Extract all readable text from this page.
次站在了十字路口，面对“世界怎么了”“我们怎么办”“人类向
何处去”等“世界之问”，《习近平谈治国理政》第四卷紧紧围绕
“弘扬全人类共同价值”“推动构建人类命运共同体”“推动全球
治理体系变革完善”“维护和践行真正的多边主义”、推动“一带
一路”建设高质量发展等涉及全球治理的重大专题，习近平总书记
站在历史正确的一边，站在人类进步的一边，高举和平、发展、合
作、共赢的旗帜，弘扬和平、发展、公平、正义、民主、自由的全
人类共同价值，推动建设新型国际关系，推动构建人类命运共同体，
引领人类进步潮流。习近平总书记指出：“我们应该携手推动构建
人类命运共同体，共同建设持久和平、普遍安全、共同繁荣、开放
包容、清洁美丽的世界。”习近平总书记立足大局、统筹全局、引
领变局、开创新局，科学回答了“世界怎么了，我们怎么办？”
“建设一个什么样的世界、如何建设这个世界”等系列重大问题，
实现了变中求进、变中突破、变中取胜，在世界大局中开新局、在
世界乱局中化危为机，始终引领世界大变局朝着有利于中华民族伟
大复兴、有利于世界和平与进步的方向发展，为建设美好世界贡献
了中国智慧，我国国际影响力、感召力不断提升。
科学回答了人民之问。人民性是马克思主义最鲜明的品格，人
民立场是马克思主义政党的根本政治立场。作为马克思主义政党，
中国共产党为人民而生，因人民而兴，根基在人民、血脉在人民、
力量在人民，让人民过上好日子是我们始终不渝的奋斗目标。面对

..............................

### Aim
Go through the data and return every record exactly.

### Answer to the task
Extract all readable text from this page.
次站在了十字路口，面对“世界怎么了”“我们怎么办”“人类向
何处去”等“世界之问”，《习近平谈治国理政》第四卷紧紧围绕
“弘扬全人类共同价值”“推动构建人类命运共同体”“推动全球
治理体系变革完善”“维护和践行真正的多边主义”、推动“一带
一路”建设高质量发展等涉及全球治理的重大专题，习近平总书记
站在历史正确的一边，站在人类进步的一边，高举和平、发展、合
作、共赢的旗帜，弘扬和平、发展、公平、正义、民主、自由的全
人类共同价值，推动建设新型国际关系，推动构建人类命运共同体，
引领人类进步潮流。习近平总书记指出：“我们应该携手推动构建
人类命运共同体，共同建设持久和平、普遍安全、共同繁荣、开放
包容、清洁美丽的世界。”习近平总书记立足大局、统筹全局、引
领变局、开创新局，科学回答了“世界怎么了，我们怎么办？”
“建设一个什么样的世界、如何建设这个世界”等系列重大问题，
实现了变中求进、变中突破、变中取胜，在世界大局中开新局、在
世界乱局中化危为机，始终引领世界大变局朝着有利于中华民族伟
大复兴、有利于世界和平与进步的方向发展，为建设美好世界贡献
了中国智慧，我国国际影响力、感召力不断提升。
科学回答了人民之问。人民性是马克思主义最鲜明的品格，人
民立场是马克思主义政党的根本政治立场。作为马克思主义政党，
中国共产党为人民而生，因人民而兴，根基在人民、血脉在人民、
力量在人民，让人民过上好日子是我们始终不渝的奋斗目标。面对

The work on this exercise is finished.